DATA SUPPLIED start

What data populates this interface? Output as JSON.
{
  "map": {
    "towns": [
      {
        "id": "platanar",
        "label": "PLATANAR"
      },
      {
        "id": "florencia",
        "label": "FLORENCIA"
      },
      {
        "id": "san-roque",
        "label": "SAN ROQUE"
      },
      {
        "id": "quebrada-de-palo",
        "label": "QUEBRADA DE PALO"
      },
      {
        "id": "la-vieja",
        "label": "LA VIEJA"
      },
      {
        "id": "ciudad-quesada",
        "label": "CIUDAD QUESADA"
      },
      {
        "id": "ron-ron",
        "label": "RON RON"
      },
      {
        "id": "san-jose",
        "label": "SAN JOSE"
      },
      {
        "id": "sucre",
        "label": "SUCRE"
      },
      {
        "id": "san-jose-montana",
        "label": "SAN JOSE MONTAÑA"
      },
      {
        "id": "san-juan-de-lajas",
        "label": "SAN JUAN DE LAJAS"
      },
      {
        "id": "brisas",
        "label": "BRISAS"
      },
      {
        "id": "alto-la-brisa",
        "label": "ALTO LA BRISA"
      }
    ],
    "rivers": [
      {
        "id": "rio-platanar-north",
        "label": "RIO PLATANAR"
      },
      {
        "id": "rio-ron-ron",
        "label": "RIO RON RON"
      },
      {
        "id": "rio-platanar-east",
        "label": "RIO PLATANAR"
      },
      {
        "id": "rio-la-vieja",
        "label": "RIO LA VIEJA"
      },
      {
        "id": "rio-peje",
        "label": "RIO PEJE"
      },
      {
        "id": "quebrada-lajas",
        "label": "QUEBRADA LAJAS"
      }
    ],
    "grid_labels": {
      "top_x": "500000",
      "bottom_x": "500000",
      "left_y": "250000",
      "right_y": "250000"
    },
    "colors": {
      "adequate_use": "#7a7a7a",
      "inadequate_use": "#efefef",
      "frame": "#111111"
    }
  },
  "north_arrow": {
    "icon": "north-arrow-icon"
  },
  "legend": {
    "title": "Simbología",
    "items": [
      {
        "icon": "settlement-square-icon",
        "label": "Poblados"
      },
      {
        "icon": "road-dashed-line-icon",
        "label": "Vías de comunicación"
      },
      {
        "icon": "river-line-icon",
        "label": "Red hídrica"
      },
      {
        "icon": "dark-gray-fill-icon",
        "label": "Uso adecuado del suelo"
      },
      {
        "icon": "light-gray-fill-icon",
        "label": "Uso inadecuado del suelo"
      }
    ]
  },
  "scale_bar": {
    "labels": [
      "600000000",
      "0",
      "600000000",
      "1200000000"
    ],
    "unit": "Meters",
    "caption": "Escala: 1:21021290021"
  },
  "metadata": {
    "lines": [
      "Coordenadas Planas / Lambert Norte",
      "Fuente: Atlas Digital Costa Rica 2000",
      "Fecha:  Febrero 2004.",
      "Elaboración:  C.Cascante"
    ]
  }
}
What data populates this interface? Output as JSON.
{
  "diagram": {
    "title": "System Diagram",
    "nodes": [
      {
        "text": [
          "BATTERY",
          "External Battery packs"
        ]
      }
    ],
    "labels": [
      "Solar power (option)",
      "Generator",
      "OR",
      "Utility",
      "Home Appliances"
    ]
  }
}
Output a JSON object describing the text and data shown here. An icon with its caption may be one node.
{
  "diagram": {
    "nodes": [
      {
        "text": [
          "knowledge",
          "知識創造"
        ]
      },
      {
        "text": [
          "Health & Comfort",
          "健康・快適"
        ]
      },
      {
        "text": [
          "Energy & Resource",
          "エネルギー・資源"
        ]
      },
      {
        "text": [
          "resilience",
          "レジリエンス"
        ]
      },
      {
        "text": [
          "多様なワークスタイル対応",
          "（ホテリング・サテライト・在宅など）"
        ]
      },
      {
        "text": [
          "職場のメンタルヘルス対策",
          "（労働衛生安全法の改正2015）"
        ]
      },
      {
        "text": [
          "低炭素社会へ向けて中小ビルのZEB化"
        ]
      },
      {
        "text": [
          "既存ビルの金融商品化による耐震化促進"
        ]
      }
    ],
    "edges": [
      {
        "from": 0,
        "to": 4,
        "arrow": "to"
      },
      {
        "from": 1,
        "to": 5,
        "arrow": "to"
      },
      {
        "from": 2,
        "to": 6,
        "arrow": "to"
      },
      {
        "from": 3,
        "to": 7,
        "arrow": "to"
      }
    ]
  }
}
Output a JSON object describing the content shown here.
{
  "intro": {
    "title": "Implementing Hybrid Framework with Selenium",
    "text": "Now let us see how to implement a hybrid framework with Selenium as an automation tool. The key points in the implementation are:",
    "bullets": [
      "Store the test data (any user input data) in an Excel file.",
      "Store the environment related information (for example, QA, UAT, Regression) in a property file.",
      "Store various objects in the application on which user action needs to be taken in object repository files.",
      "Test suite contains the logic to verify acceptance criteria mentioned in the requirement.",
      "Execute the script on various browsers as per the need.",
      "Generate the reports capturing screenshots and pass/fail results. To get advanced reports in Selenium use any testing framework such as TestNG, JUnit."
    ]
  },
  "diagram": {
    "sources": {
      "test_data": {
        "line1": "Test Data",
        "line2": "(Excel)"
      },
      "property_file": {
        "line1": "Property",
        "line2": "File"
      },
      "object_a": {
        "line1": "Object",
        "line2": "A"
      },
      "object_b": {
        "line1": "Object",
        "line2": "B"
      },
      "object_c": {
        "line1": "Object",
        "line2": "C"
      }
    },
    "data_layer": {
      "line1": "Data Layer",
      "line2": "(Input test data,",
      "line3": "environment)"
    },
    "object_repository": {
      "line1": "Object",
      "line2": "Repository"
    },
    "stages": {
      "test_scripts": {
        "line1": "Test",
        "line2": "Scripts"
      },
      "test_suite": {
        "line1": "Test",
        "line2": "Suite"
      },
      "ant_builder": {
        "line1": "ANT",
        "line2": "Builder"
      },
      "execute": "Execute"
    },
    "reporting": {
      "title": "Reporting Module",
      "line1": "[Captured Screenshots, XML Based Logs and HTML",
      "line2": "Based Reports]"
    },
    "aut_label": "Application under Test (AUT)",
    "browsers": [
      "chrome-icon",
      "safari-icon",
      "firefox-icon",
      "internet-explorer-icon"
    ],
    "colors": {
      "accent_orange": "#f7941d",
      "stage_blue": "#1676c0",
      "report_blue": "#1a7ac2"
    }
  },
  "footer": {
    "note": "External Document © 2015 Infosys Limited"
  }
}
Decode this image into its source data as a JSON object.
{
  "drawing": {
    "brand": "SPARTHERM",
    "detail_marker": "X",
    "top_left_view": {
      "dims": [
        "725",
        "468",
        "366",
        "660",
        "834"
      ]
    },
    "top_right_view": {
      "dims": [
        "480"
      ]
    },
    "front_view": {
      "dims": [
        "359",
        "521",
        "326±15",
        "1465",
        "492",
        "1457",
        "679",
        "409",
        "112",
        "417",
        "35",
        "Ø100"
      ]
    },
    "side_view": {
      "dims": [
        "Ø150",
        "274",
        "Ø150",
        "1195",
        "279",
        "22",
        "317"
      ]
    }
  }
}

DATA SUPPLIED end

= AIM OF THE EXERCISE =
Copy each line in the data that holds the word "JSON".

= RESULT FOR THIS TASK =
What data populates this interface? Output as JSON.
What data populates this interface? Output as JSON.
Output a JSON object describing the text and data shown here. An icon with its caption may be one node.
Output a JSON object describing the content shown here.
Decode this image into its source data as a JSON object.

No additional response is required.